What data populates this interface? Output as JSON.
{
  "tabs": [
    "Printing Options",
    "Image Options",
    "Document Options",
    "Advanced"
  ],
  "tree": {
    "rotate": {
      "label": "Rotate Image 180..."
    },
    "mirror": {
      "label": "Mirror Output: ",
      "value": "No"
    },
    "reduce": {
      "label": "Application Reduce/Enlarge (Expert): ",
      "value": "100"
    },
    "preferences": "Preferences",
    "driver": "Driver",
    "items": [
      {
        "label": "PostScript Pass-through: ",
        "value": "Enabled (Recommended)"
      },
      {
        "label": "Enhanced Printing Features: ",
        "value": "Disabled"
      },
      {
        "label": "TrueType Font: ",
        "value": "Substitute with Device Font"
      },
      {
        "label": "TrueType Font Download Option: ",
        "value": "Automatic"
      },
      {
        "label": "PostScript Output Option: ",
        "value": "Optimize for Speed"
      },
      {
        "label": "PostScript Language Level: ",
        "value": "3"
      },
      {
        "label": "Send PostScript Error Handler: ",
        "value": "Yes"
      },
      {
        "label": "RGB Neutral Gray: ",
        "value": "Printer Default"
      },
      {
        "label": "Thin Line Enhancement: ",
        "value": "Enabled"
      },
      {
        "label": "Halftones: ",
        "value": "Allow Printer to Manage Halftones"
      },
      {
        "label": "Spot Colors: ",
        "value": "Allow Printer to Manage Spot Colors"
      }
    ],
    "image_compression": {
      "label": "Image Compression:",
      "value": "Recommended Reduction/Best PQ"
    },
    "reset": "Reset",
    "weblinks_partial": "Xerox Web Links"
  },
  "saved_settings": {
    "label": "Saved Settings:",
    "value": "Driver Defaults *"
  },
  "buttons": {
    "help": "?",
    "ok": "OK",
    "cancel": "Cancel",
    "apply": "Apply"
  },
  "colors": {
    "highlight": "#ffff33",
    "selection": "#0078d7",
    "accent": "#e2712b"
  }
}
------------------------------------
*Task goal:*
Using the data above, reproduce every line exactly.

*Answer to the exercise:*
What data populates this interface? Output as JSON.
{
  "tabs": [
    "Printing Options",
    "Image Options",
    "Document Options",
    "Advanced"
  ],
  "tree": {
    "rotate": {
      "label": "Rotate Image 180..."
    },
    "mirror": {
      "label": "Mirror Output: ",
      "value": "No"
    },
    "reduce": {
      "label": "Application Reduce/Enlarge (Expert): ",
      "value": "100"
    },
    "preferences": "Preferences",
    "driver": "Driver",
    "items": [
      {
        "label": "PostScript Pass-through: ",
        "value": "Enabled (Recommended)"
      },
      {
        "label": "Enhanced Printing Features: ",
        "value": "Disabled"
      },
      {
        "label": "TrueType Font: ",
        "value": "Substitute with Device Font"
      },
      {
        "label": "TrueType Font Download Option: ",
        "value": "Automatic"
      },
      {
        "label": "PostScript Output Option: ",
        "value": "Optimize for Speed"
      },
      {
        "label": "PostScript Language Level: ",
        "value": "3"
      },
      {
        "label": "Send PostScript Error Handler: ",
        "value": "Yes"
      },
      {
        "label": "RGB Neutral Gray: ",
        "value": "Printer Default"
      },
      {
        "label": "Thin Line Enhancement: ",
        "value": "Enabled"
      },
      {
        "label": "Halftones: ",
        "value": "Allow Printer to Manage Halftones"
      },
      {
        "label": "Spot Colors: ",
        "value": "Allow Printer to Manage Spot Colors"
      }
    ],
    "image_compression": {
      "label": "Image Compression:",
      "value": "Recommended Reduction/Best PQ"
    },
    "reset": "Reset",
    "weblinks_partial": "Xerox Web Links"
  },
  "saved_settings": {
    "label": "Saved Settings:",
    "value": "Driver Defaults *"
  },
  "buttons": {
    "help": "?",
    "ok": "OK",
    "cancel": "Cancel",
    "apply": "Apply"
  },
  "colors": {
    "highlight": "#ffff33",
    "selection": "#0078d7",
    "accent": "#e2712b"
  }
}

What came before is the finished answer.